One of the most important things to understand about this age group is that they want to be spoken with, not to. They do not want a lecture; they will immediately tune those out. No, these young adults want the opportunity to have a conversation with you. They want to share their opinions and, although they may not admit it, they want yours as well.

Talking with Teens

As difficult as it may seem, your teen is fast becoming an adult. Within just a few years, they will have a driver’s license, be able to vote, and then leave home. It happens fast, seemingly in the blink of an eye. Of course, that is how fast they can be introduced to drugs or alcohol too. It is inevitable that by the time your child leaves junior high, or middle school, they will have either encountered drugs or alcohol personally, or have a friend who has.

You must keep lines of communication open during these years. This is also the time to begin talking about consequences. Mention the legal side of drug or alcohol abuse; do not be afraid to honestly discuss the possibility of jail time or the loss of a license for being caught. Deep details may not be necessary here. You know your child better than anyone, and you understand what they can and cannot handle. But, you cannot hide the truth from them either.

Discuss Specifics

Establish your family’s guidelines on what is expected in terms of the world of drugs and alcohol. You cannot simply tell your child not to do them. Let them know what to expect in certain situations. Some parents find creating a contract to be a huge help here. Work with your child to write one you can all sign. Ask for and include their opinions. Help determine what you all think is fair; of course, your child may also have to understand that every item in the contract may not always seem fair to them, but they are necessary. Now may be a great time to discuss what your child should do in a situation where drugs and alcohol may be present. Write in the contract they can call you at any time, even if it is well past midnight, and you will pick them up without questions or a lecture. Include consequences for not divulging information like this. You may want to establish guidelines on what your child is responsible for in their own car and what the consequences will be if those expectations are not met. Sign the document you agree on and then enforce it when and if necessary.

[Required actions]
**A)** According to the passage on talking with teens, what do some parents find to be a huge help when establishing family guidelines on drugs and alcohol?
**B)** Reproduce word for word the stretch of the passage on talking with teens from "Talking with Teens" through "friend who has.".

[Data section]

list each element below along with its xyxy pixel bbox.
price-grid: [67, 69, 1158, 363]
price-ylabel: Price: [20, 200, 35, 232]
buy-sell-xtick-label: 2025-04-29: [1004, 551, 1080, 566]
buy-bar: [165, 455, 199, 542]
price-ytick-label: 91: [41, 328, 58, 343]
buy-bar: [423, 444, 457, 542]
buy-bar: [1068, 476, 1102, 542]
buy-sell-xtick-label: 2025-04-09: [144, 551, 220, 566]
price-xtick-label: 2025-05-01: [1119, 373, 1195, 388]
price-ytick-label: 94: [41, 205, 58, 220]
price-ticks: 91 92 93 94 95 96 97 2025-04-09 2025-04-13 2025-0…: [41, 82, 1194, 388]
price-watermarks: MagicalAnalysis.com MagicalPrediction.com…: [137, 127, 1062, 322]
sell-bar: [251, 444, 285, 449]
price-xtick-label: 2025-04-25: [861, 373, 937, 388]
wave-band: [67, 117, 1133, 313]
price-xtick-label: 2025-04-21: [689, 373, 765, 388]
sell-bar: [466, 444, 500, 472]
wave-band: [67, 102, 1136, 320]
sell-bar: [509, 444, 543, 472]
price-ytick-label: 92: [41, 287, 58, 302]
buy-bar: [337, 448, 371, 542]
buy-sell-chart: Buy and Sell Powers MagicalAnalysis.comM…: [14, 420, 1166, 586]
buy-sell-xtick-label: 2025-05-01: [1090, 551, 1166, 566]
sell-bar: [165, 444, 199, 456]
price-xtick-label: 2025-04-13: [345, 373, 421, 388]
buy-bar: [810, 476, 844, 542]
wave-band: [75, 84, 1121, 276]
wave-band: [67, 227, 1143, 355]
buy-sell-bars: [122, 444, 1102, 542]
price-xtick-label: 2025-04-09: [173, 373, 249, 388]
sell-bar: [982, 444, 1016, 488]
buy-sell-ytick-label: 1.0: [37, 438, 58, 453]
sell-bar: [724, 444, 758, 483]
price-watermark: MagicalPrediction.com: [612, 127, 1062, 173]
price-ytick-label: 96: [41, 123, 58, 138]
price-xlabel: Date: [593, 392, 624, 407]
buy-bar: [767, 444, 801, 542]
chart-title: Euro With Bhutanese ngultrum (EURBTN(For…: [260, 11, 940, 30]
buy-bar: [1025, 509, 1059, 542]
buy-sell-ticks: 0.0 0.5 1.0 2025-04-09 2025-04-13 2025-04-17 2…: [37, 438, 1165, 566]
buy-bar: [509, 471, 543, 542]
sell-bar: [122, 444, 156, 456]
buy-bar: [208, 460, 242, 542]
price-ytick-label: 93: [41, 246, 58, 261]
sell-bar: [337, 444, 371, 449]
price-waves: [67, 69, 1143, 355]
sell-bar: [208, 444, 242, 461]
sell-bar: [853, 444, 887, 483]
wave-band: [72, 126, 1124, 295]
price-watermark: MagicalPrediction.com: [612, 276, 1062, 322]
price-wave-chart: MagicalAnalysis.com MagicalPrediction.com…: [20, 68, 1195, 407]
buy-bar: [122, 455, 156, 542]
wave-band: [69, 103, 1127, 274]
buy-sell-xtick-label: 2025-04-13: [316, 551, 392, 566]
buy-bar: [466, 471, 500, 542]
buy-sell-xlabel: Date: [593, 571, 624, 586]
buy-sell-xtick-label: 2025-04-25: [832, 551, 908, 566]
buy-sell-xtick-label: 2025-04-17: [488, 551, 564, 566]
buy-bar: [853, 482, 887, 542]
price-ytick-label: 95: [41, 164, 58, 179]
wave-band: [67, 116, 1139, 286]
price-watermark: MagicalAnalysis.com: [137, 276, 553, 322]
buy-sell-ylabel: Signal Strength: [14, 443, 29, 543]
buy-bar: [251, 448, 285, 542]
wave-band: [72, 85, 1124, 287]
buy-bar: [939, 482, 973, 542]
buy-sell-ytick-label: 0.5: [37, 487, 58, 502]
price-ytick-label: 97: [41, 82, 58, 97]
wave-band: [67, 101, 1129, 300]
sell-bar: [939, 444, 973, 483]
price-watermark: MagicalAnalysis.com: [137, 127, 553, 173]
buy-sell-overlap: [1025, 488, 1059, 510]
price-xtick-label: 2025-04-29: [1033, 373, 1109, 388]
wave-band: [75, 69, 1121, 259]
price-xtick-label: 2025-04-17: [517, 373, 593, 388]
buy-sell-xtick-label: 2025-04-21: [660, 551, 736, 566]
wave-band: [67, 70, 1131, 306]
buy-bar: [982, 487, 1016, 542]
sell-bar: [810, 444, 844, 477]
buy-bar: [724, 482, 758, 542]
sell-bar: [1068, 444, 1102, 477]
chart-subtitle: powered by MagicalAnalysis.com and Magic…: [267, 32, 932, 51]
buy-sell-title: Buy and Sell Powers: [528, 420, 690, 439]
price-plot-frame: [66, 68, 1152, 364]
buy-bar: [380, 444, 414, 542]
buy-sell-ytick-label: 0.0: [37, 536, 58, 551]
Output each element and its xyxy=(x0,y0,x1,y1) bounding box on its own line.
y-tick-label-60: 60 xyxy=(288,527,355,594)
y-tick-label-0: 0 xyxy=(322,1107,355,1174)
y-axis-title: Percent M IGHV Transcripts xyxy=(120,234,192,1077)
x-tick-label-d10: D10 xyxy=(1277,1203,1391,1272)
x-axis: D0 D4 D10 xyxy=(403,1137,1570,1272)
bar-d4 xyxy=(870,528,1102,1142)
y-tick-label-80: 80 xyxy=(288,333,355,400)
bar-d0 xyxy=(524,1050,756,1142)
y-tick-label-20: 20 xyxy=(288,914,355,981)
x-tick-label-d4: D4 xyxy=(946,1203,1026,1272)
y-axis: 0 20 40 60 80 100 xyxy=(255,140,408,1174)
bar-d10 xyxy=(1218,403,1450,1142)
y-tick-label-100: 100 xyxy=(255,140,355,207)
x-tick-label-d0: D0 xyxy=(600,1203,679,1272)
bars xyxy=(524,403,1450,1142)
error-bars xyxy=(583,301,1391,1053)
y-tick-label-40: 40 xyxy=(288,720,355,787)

[Task-by-task results]
**A)** Creating a contract.

**B)**
Talking with Teens

As difficult as it may seem, your teen is fast becoming an adult. Within just a few years, they will have a driver’s license, be able to vote, and then leave home. It happens fast, seemingly in the blink of an eye. Of course, that is how fast they can be introduced to drugs or alcohol too. It is inevitable that by the time your child leaves junior high, or middle school, they will have either encountered drugs or alcohol personally, or have a friend who has.